-- Begin MATERIAL SUPPLIED --

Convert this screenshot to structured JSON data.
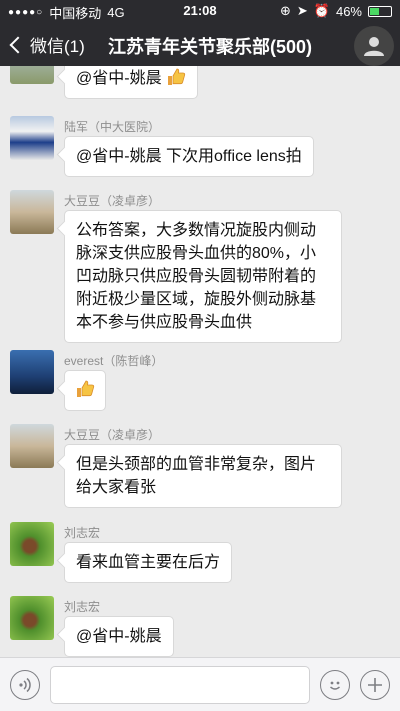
{
  "status": {
    "carrier": "中国移动",
    "network": "4G",
    "time": "21:08",
    "battery": "46%",
    "battery_level": 0.46
  },
  "nav": {
    "back_label": "微信(1)",
    "title": "江苏青年关节聚乐部(500)"
  },
  "messages": [
    {
      "sender": "",
      "text": "@省中-姚晨 ",
      "has_thumb": true
    },
    {
      "sender": "陆军（中大医院）",
      "text": "@省中-姚晨 下次用office lens拍"
    },
    {
      "sender": "大豆豆（凌卓彦）",
      "lines": [
        "公布答案，大多数情况旋股内侧动",
        "脉深支供应股骨头血供的80%，小",
        "凹动脉只供应股骨头圆韧带附着的",
        "附近极少量区域，旋股外侧动脉基",
        "本不参与供应股骨头血供"
      ]
    },
    {
      "sender": "everest（陈哲峰）",
      "text": "",
      "has_thumb": true
    },
    {
      "sender": "大豆豆（凌卓彦）",
      "lines": [
        "但是头颈部的血管非常复杂，图片",
        "给大家看张"
      ]
    },
    {
      "sender": "刘志宏",
      "text": "看来血管主要在后方"
    },
    {
      "sender": "刘志宏",
      "text": "@省中-姚晨"
    }
  ],
  "colors": {
    "nav_bg": "#2b2b2f",
    "chat_bg": "#ebebeb"
  }
}
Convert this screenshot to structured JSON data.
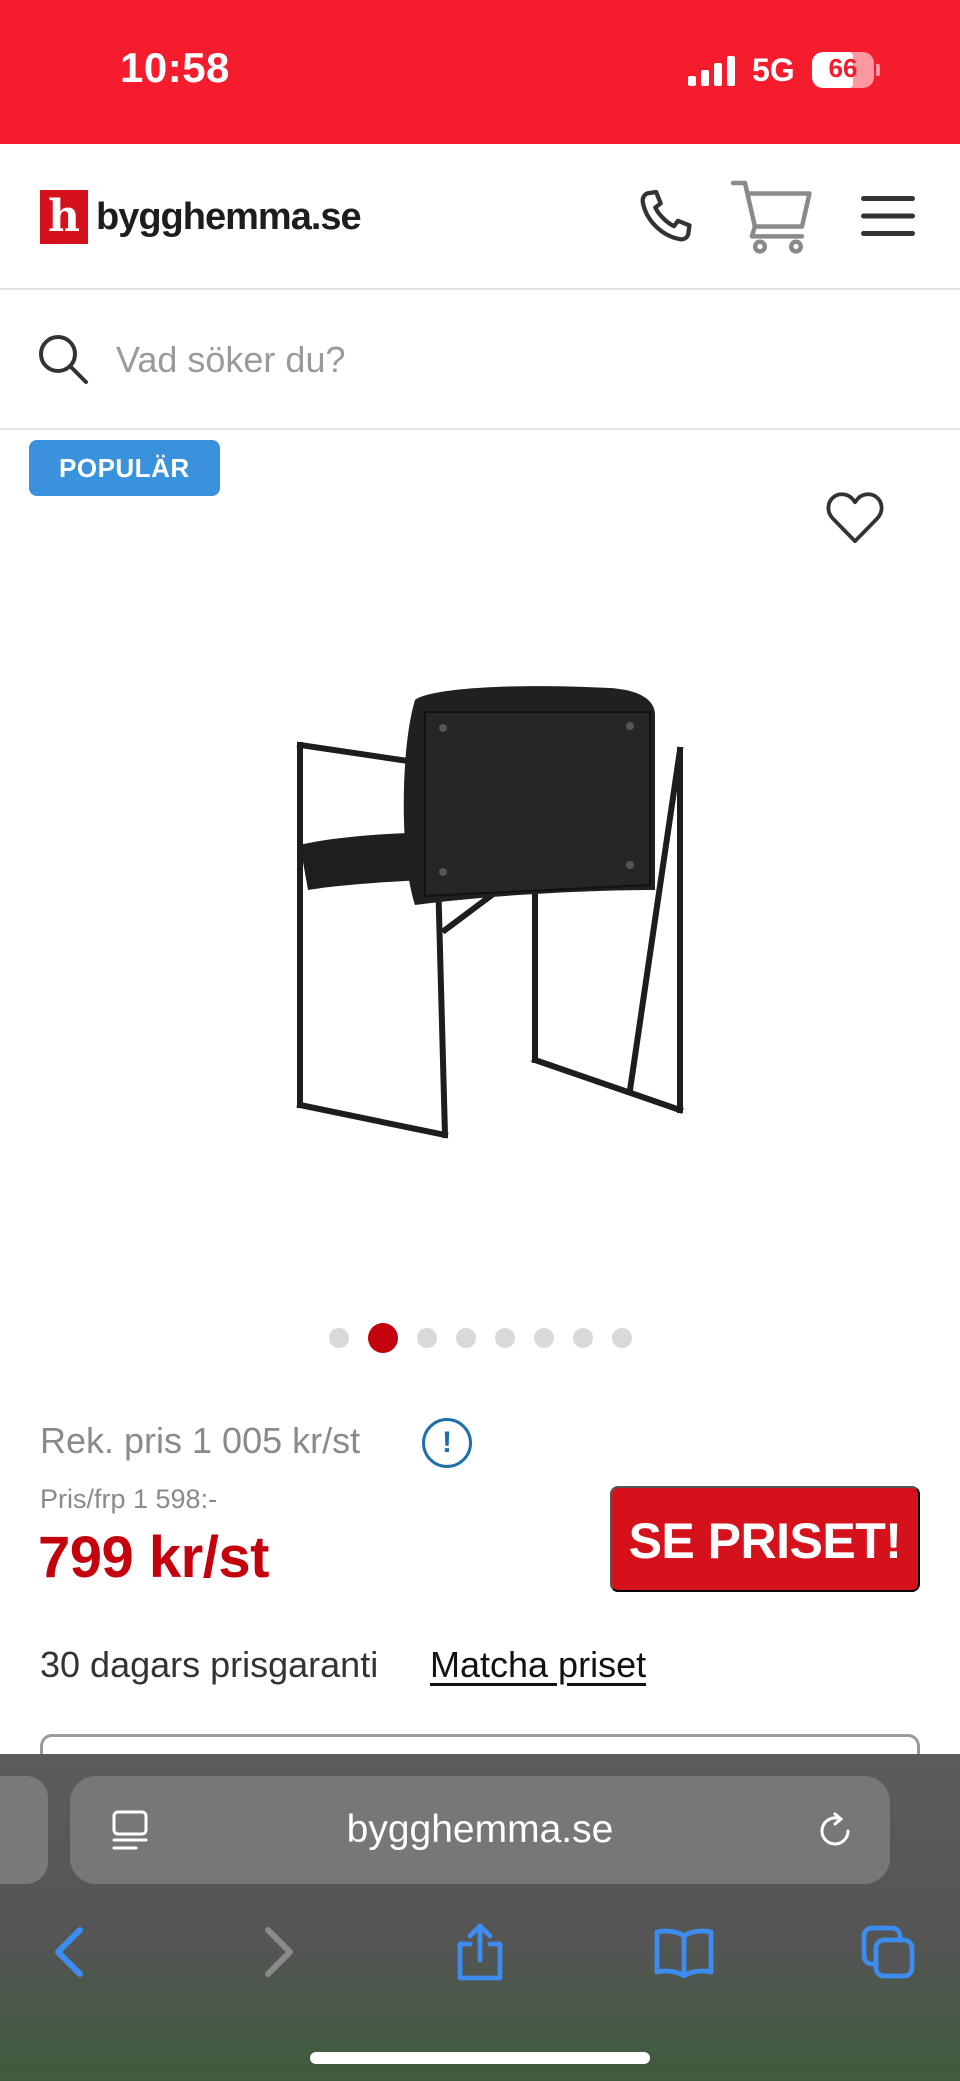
{
  "status_bar": {
    "time": "10:58",
    "network": "5G",
    "battery": "66",
    "background_color": "#f51c2e"
  },
  "header": {
    "logo_mark": "h",
    "logo_text": "bygghemma.se",
    "icons": [
      "phone-icon",
      "cart-icon",
      "menu-icon"
    ]
  },
  "search": {
    "placeholder": "Vad söker du?"
  },
  "product": {
    "badge": "POPULÄR",
    "image_alt_icon": "chair-image",
    "carousel": {
      "total": 8,
      "active_index": 1
    },
    "rek_price": "Rek. pris 1 005 kr/st",
    "info_icon_label": "!",
    "pris_frp": "Pris/frp 1 598:-",
    "price": "799 kr/st",
    "cta_label": "SE PRISET!",
    "guarantee": "30 dagars prisgaranti",
    "match_link": "Matcha priset",
    "accent_color": "#c4020e",
    "badge_color": "#3a92dc"
  },
  "browser": {
    "url": "bygghemma.se",
    "toolbar": [
      "back-icon",
      "forward-icon",
      "share-icon",
      "bookmarks-icon",
      "tabs-icon"
    ]
  }
}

-- End MATERIAL SUPPLIED --

● YOUR OBJECTIVE
Set down all the data again exactly as above, pictures excluded.

● TASK RESULT
Convert this screenshot to structured JSON data.
{
  "status": {
    "carrier": "中国移动",
    "network": "4G",
    "time": "21:08",
    "battery": "46%",
    "battery_level": 0.46
  },
  "nav": {
    "back_label": "微信(1)",
    "title": "江苏青年关节聚乐部(500)"
  },
  "messages": [
    {
      "sender": "",
      "text": "@省中-姚晨 ",
      "has_thumb": true
    },
    {
      "sender": "陆军（中大医院）",
      "text": "@省中-姚晨 下次用office lens拍"
    },
    {
      "sender": "大豆豆（凌卓彦）",
      "lines": [
        "公布答案，大多数情况旋股内侧动",
        "脉深支供应股骨头血供的80%，小",
        "凹动脉只供应股骨头圆韧带附着的",
        "附近极少量区域，旋股外侧动脉基",
        "本不参与供应股骨头血供"
      ]
    },
    {
      "sender": "everest（陈哲峰）",
      "text": "",
      "has_thumb": true
    },
    {
      "sender": "大豆豆（凌卓彦）",
      "lines": [
        "但是头颈部的血管非常复杂，图片",
        "给大家看张"
      ]
    },
    {
      "sender": "刘志宏",
      "text": "看来血管主要在后方"
    },
    {
      "sender": "刘志宏",
      "text": "@省中-姚晨"
    }
  ],
  "colors": {
    "nav_bg": "#2b2b2f",
    "chat_bg": "#ebebeb"
  }
}
Convert this screenshot to structured JSON data.
{
  "status_bar": {
    "time": "10:58",
    "network": "5G",
    "battery": "66",
    "background_color": "#f51c2e"
  },
  "header": {
    "logo_mark": "h",
    "logo_text": "bygghemma.se",
    "icons": [
      "phone-icon",
      "cart-icon",
      "menu-icon"
    ]
  },
  "search": {
    "placeholder": "Vad söker du?"
  },
  "product": {
    "badge": "POPULÄR",
    "image_alt_icon": "chair-image",
    "carousel": {
      "total": 8,
      "active_index": 1
    },
    "rek_price": "Rek. pris 1 005 kr/st",
    "info_icon_label": "!",
    "pris_frp": "Pris/frp 1 598:-",
    "price": "799 kr/st",
    "cta_label": "SE PRISET!",
    "guarantee": "30 dagars prisgaranti",
    "match_link": "Matcha priset",
    "accent_color": "#c4020e",
    "badge_color": "#3a92dc"
  },
  "browser": {
    "url": "bygghemma.se",
    "toolbar": [
      "back-icon",
      "forward-icon",
      "share-icon",
      "bookmarks-icon",
      "tabs-icon"
    ]
  }
}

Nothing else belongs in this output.